WHAT IS NEEDED: Give every entry again, unchanged, and leave its images out.

[Data listing]
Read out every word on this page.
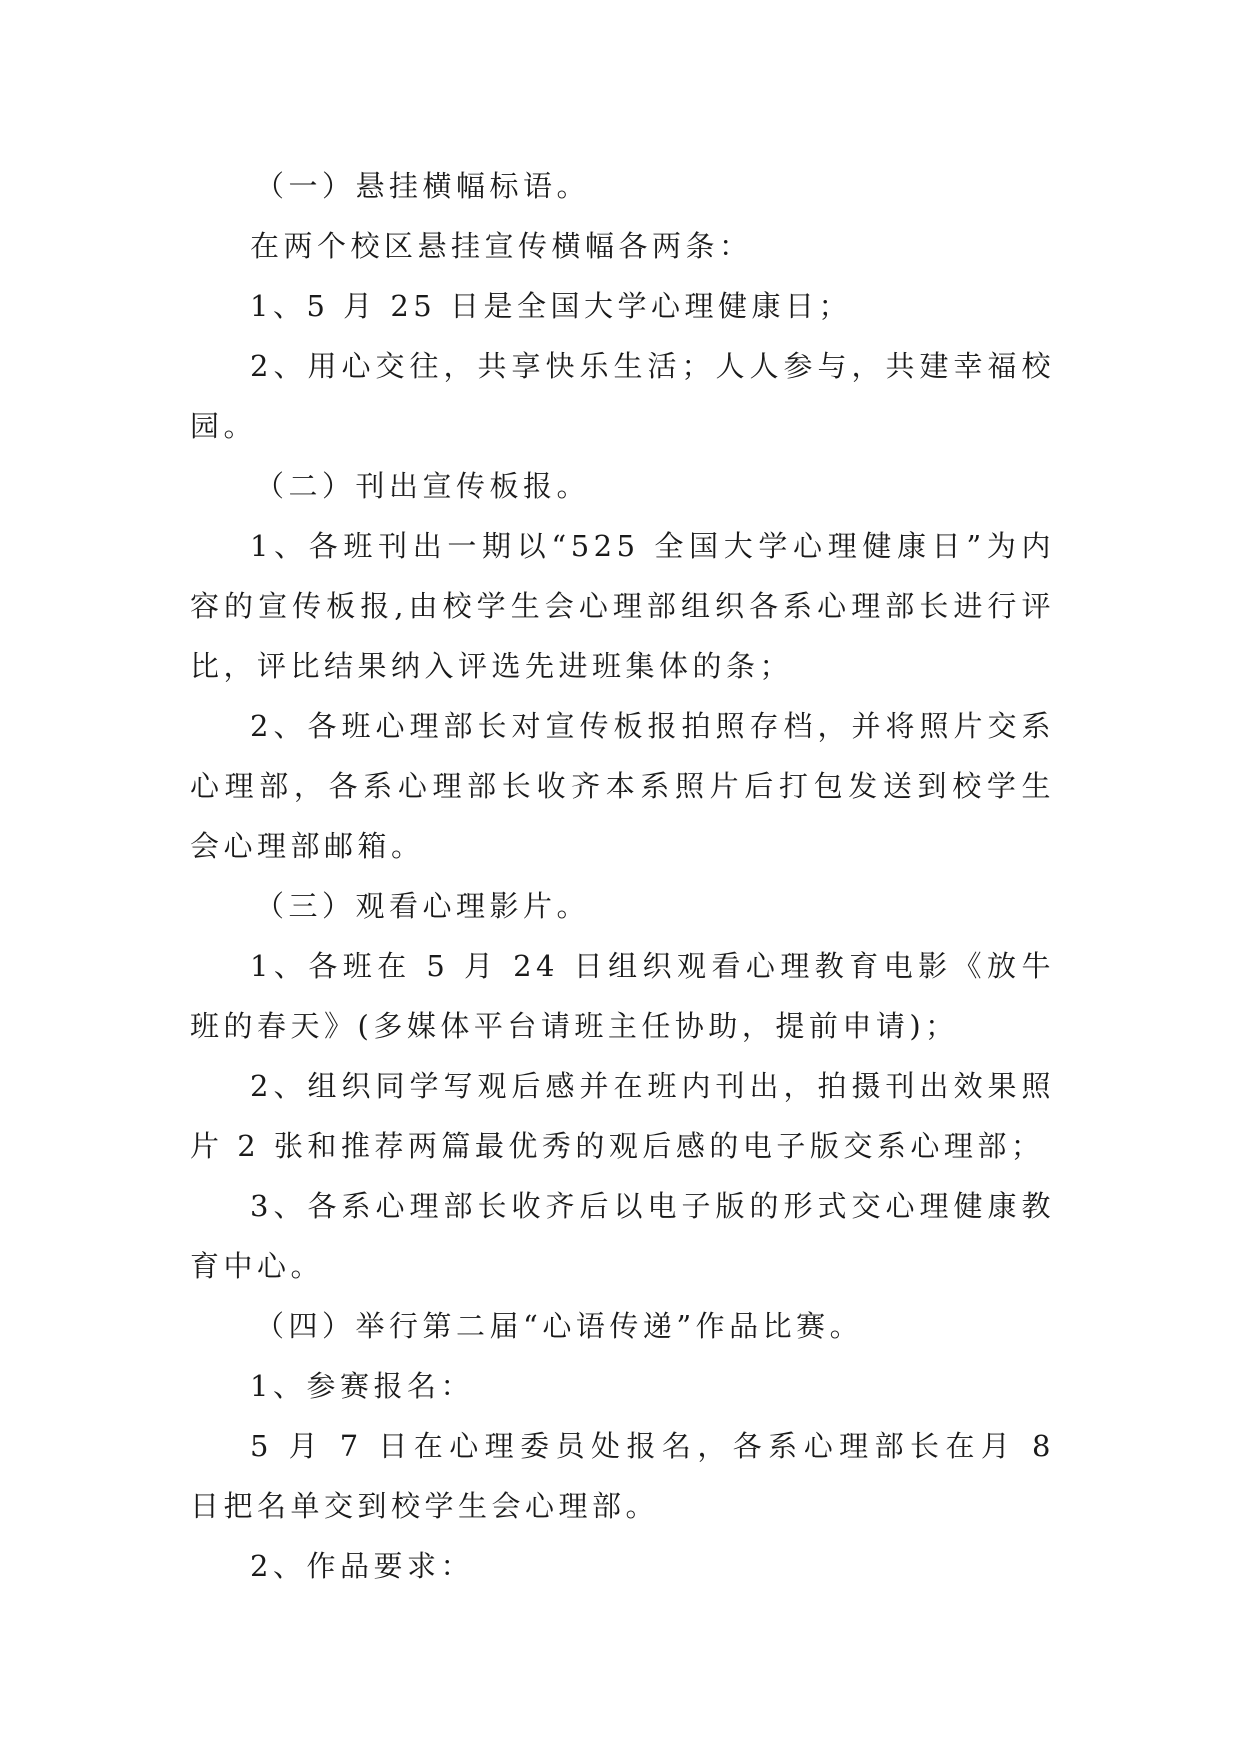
（一）悬挂横幅标语。

在两个校区悬挂宣传横幅各两条：

1、5 月 25 日是全国大学心理健康日；

2、用心交往，共享快乐生活；人人参与，共建幸福校园。

（二）刊出宣传板报。

1、各班刊出一期以“525 全国大学心理健康日”为内容的宣传板报,由校学生会心理部组织各系心理部长进行评比，评比结果纳入评选先进班集体的条；

2、各班心理部长对宣传板报拍照存档，并将照片交系心理部，各系心理部长收齐本系照片后打包发送到校学生会心理部邮箱。

（三）观看心理影片。

1、各班在 5 月 24 日组织观看心理教育电影《放牛班的春天》(多媒体平台请班主任协助，提前申请)；

2、组织同学写观后感并在班内刊出，拍摄刊出效果照片 2 张和推荐两篇最优秀的观后感的电子版交系心理部；

3、各系心理部长收齐后以电子版的形式交心理健康教育中心。

（四）举行第二届“心语传递”作品比赛。

1、参赛报名：

5 月 7 日在心理委员处报名，各系心理部长在月 8 日把名单交到校学生会心理部。

2、作品要求：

CORRECT RESPONSE:
Read out every word on this page.
（一）悬挂横幅标语。

在两个校区悬挂宣传横幅各两条：

1、5 月 25 日是全国大学心理健康日；

2、用心交往，共享快乐生活；人人参与，共建幸福校园。

（二）刊出宣传板报。

1、各班刊出一期以“525 全国大学心理健康日”为内容的宣传板报,由校学生会心理部组织各系心理部长进行评比，评比结果纳入评选先进班集体的条；

2、各班心理部长对宣传板报拍照存档，并将照片交系心理部，各系心理部长收齐本系照片后打包发送到校学生会心理部邮箱。

（三）观看心理影片。

1、各班在 5 月 24 日组织观看心理教育电影《放牛班的春天》(多媒体平台请班主任协助，提前申请)；

2、组织同学写观后感并在班内刊出，拍摄刊出效果照片 2 张和推荐两篇最优秀的观后感的电子版交系心理部；

3、各系心理部长收齐后以电子版的形式交心理健康教育中心。

（四）举行第二届“心语传递”作品比赛。

1、参赛报名：

5 月 7 日在心理委员处报名，各系心理部长在月 8 日把名单交到校学生会心理部。

2、作品要求：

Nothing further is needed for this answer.